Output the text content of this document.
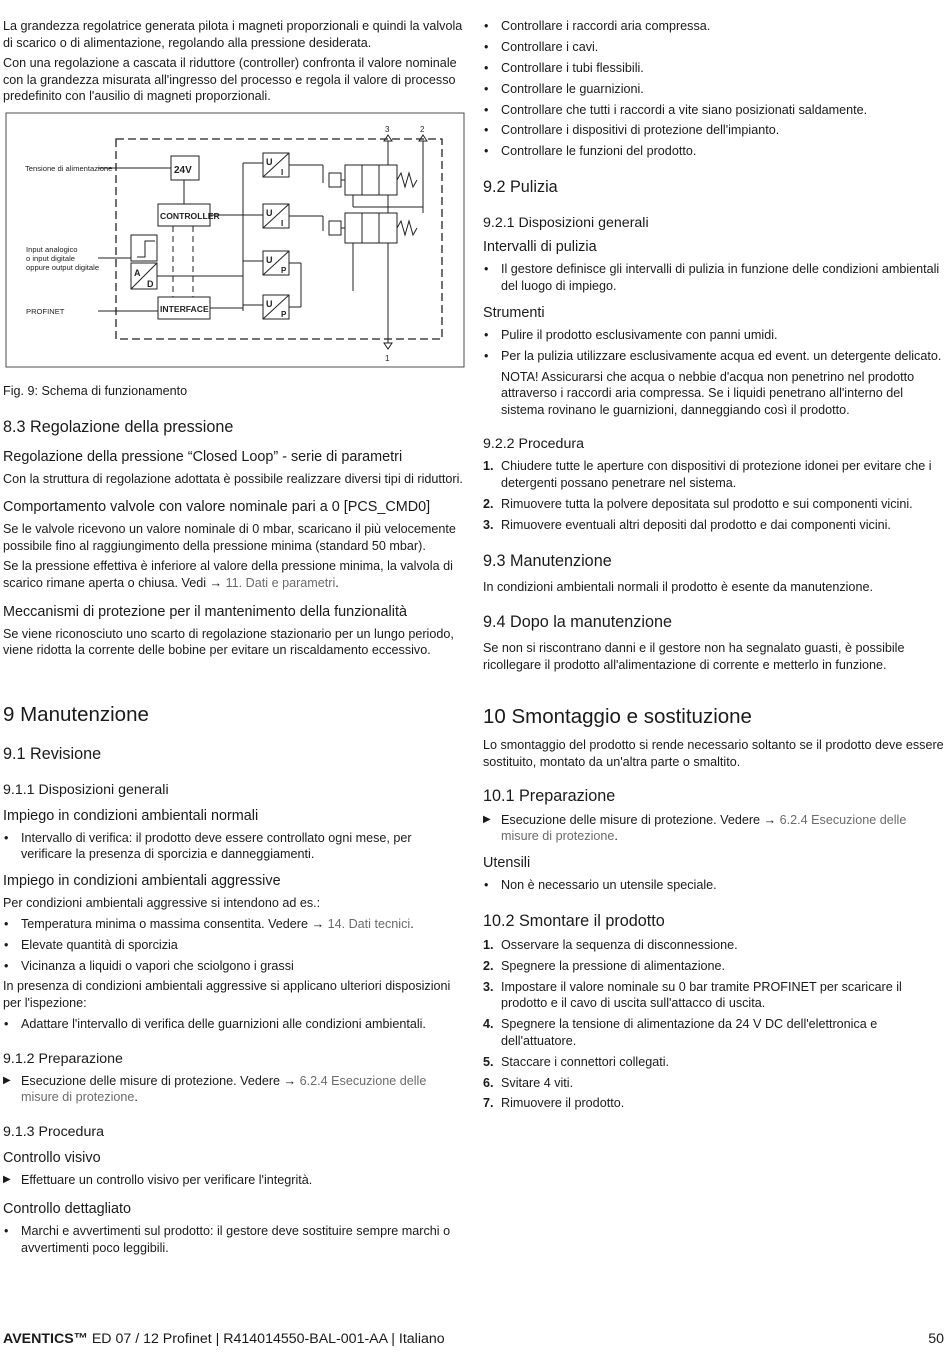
La grandezza regolatrice generata pilota i magneti proporzionali e quindi la valvola di scarico o di alimentazione, regolando alla pressione desiderata.

Con una regolazione a cascata il riduttore (controller) confronta il valore nominale con la grandezza misurata all'ingresso del processo e regola il valore di processo predefinito con l'ausilio di magneti proporzionali.

Tensione di alimentazione
Input analogico
o input digitale
oppure output digitale
PROFINET
24V
CONTROLLER
INTERFACE
A
D
U
I
U
I
U
P
U
P
1
2
3

Fig. 9: Schema di funzionamento

8.3 Regolazione della pressione
Regolazione della pressione “Closed Loop” - serie di parametri

Con la struttura di regolazione adottata è possibile realizzare diversi tipi di riduttori.

Comportamento valvole con valore nominale pari a 0 [PCS_CMD0]

Se le valvole ricevono un valore nominale di 0 mbar, scaricano il più velocemente possibile fino al raggiungimento della pressione minima (standard 50 mbar).

Se la pressione effettiva è inferiore al valore della pressione minima, la valvola di scarico rimane aperta o chiusa. Vedi → 11. Dati e parametri.

Meccanismi di protezione per il mantenimento della funzionalità

Se viene riconosciuto uno scarto di regolazione stazionario per un lungo periodo, viene ridotta la corrente delle bobine per evitare un riscaldamento eccessivo.

9 Manutenzione
9.1 Revisione
9.1.1 Disposizioni generali
Impiego in condizioni ambientali normali
• Intervallo di verifica: il prodotto deve essere controllato ogni mese, per verificare la presenza di sporcizia e danneggiamenti.
Impiego in condizioni ambientali aggressive

Per condizioni ambientali aggressive si intendono ad es.:

• Temperatura minima o massima consentita. Vedere → 14. Dati tecnici.
• Elevate quantità di sporcizia
• Vicinanza a liquidi o vapori che sciolgono i grassi

In presenza di condizioni ambientali aggressive si applicano ulteriori disposizioni per l'ispezione:

• Adattare l'intervallo di verifica delle guarnizioni alle condizioni ambientali.
9.1.2 Preparazione
▶ Esecuzione delle misure di protezione. Vedere → 6.2.4 Esecuzione delle misure di protezione.
9.1.3 Procedura
Controllo visivo
▶ Effettuare un controllo visivo per verificare l'integrità.
Controllo dettagliato
• Marchi e avvertimenti sul prodotto: il gestore deve sostituire sempre marchi o avvertimenti poco leggibili.
• Controllare i raccordi aria compressa.
• Controllare i cavi.
• Controllare i tubi flessibili.
• Controllare le guarnizioni.
• Controllare che tutti i raccordi a vite siano posizionati saldamente.
• Controllare i dispositivi di protezione dell'impianto.
• Controllare le funzioni del prodotto.
9.2 Pulizia
9.2.1 Disposizioni generali
Intervalli di pulizia
• Il gestore definisce gli intervalli di pulizia in funzione delle condizioni ambientali del luogo di impiego.
Strumenti
• Pulire il prodotto esclusivamente con panni umidi.
• Per la pulizia utilizzare esclusivamente acqua ed event. un detergente delicato.

NOTA! Assicurarsi che acqua o nebbie d'acqua non penetrino nel prodotto attraverso i raccordi aria compressa. Se i liquidi penetrano all'interno del sistema rovinano le guarnizioni, danneggiando così il prodotto.

9.2.2 Procedura
1. Chiudere tutte le aperture con dispositivi di protezione idonei per evitare che i detergenti possano penetrare nel sistema.
2. Rimuovere tutta la polvere depositata sul prodotto e sui componenti vicini.
3. Rimuovere eventuali altri depositi dal prodotto e dai componenti vicini.
9.3 Manutenzione

In condizioni ambientali normali il prodotto è esente da manutenzione.

9.4 Dopo la manutenzione

Se non si riscontrano danni e il gestore non ha segnalato guasti, è possibile ricollegare il prodotto all'alimentazione di corrente e metterlo in funzione.

10 Smontaggio e sostituzione

Lo smontaggio del prodotto si rende necessario soltanto se il prodotto deve essere sostituito, montato da un'altra parte o smaltito.

10.1 Preparazione
▶ Esecuzione delle misure di protezione. Vedere → 6.2.4 Esecuzione delle misure di protezione.
Utensili
• Non è necessario un utensile speciale.
10.2 Smontare il prodotto
1. Osservare la sequenza di disconnessione.
2. Spegnere la pressione di alimentazione.
3. Impostare il valore nominale su 0 bar tramite PROFINET per scaricare il prodotto e il cavo di uscita sull'attacco di uscita.
4. Spegnere la tensione di alimentazione da 24 V DC dell'elettronica e dell'attuatore.
5. Staccare i connettori collegati.
6. Svitare 4 viti.
7. Rimuovere il prodotto.
AVENTICS™ ED 07 / 12 Profinet | R414014550-BAL-001-AA | Italiano	50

━━━━━━

Return the entries unchanged, save for the pictures, which do not belong in the copy.

→ **Solution to this task**:
Output the text content of this document.
La grandezza regolatrice generata pilota i magneti proporzionali e quindi la valvola di scarico o di alimentazione, regolando alla pressione desiderata.

Con una regolazione a cascata il riduttore (controller) confronta il valore nominale con la grandezza misurata all'ingresso del processo e regola il valore di processo predefinito con l'ausilio di magneti proporzionali.

Tensione di alimentazione
Input analogico
o input digitale
oppure output digitale
PROFINET
24V
CONTROLLER
INTERFACE
A
D
U
I
U
I
U
P
U
P
1
2
3

Fig. 9: Schema di funzionamento

8.3 Regolazione della pressione
Regolazione della pressione “Closed Loop” - serie di parametri

Con la struttura di regolazione adottata è possibile realizzare diversi tipi di riduttori.

Comportamento valvole con valore nominale pari a 0 [PCS_CMD0]

Se le valvole ricevono un valore nominale di 0 mbar, scaricano il più velocemente possibile fino al raggiungimento della pressione minima (standard 50 mbar).

Se la pressione effettiva è inferiore al valore della pressione minima, la valvola di scarico rimane aperta o chiusa. Vedi → 11. Dati e parametri.

Meccanismi di protezione per il mantenimento della funzionalità

Se viene riconosciuto uno scarto di regolazione stazionario per un lungo periodo, viene ridotta la corrente delle bobine per evitare un riscaldamento eccessivo.

9 Manutenzione
9.1 Revisione
9.1.1 Disposizioni generali
Impiego in condizioni ambientali normali
• Intervallo di verifica: il prodotto deve essere controllato ogni mese, per verificare la presenza di sporcizia e danneggiamenti.
Impiego in condizioni ambientali aggressive

Per condizioni ambientali aggressive si intendono ad es.:

• Temperatura minima o massima consentita. Vedere → 14. Dati tecnici.
• Elevate quantità di sporcizia
• Vicinanza a liquidi o vapori che sciolgono i grassi

In presenza di condizioni ambientali aggressive si applicano ulteriori disposizioni per l'ispezione:

• Adattare l'intervallo di verifica delle guarnizioni alle condizioni ambientali.
9.1.2 Preparazione
▶ Esecuzione delle misure di protezione. Vedere → 6.2.4 Esecuzione delle misure di protezione.
9.1.3 Procedura
Controllo visivo
▶ Effettuare un controllo visivo per verificare l'integrità.
Controllo dettagliato
• Marchi e avvertimenti sul prodotto: il gestore deve sostituire sempre marchi o avvertimenti poco leggibili.
• Controllare i raccordi aria compressa.
• Controllare i cavi.
• Controllare i tubi flessibili.
• Controllare le guarnizioni.
• Controllare che tutti i raccordi a vite siano posizionati saldamente.
• Controllare i dispositivi di protezione dell'impianto.
• Controllare le funzioni del prodotto.
9.2 Pulizia
9.2.1 Disposizioni generali
Intervalli di pulizia
• Il gestore definisce gli intervalli di pulizia in funzione delle condizioni ambientali del luogo di impiego.
Strumenti
• Pulire il prodotto esclusivamente con panni umidi.
• Per la pulizia utilizzare esclusivamente acqua ed event. un detergente delicato.

NOTA! Assicurarsi che acqua o nebbie d'acqua non penetrino nel prodotto attraverso i raccordi aria compressa. Se i liquidi penetrano all'interno del sistema rovinano le guarnizioni, danneggiando così il prodotto.

9.2.2 Procedura
1. Chiudere tutte le aperture con dispositivi di protezione idonei per evitare che i detergenti possano penetrare nel sistema.
2. Rimuovere tutta la polvere depositata sul prodotto e sui componenti vicini.
3. Rimuovere eventuali altri depositi dal prodotto e dai componenti vicini.
9.3 Manutenzione

In condizioni ambientali normali il prodotto è esente da manutenzione.

9.4 Dopo la manutenzione

Se non si riscontrano danni e il gestore non ha segnalato guasti, è possibile ricollegare il prodotto all'alimentazione di corrente e metterlo in funzione.

10 Smontaggio e sostituzione

Lo smontaggio del prodotto si rende necessario soltanto se il prodotto deve essere sostituito, montato da un'altra parte o smaltito.

10.1 Preparazione
▶ Esecuzione delle misure di protezione. Vedere → 6.2.4 Esecuzione delle misure di protezione.
Utensili
• Non è necessario un utensile speciale.
10.2 Smontare il prodotto
1. Osservare la sequenza di disconnessione.
2. Spegnere la pressione di alimentazione.
3. Impostare il valore nominale su 0 bar tramite PROFINET per scaricare il prodotto e il cavo di uscita sull'attacco di uscita.
4. Spegnere la tensione di alimentazione da 24 V DC dell'elettronica e dell'attuatore.
5. Staccare i connettori collegati.
6. Svitare 4 viti.
7. Rimuovere il prodotto.
AVENTICS™ ED 07 / 12 Profinet | R414014550-BAL-001-AA | Italiano	50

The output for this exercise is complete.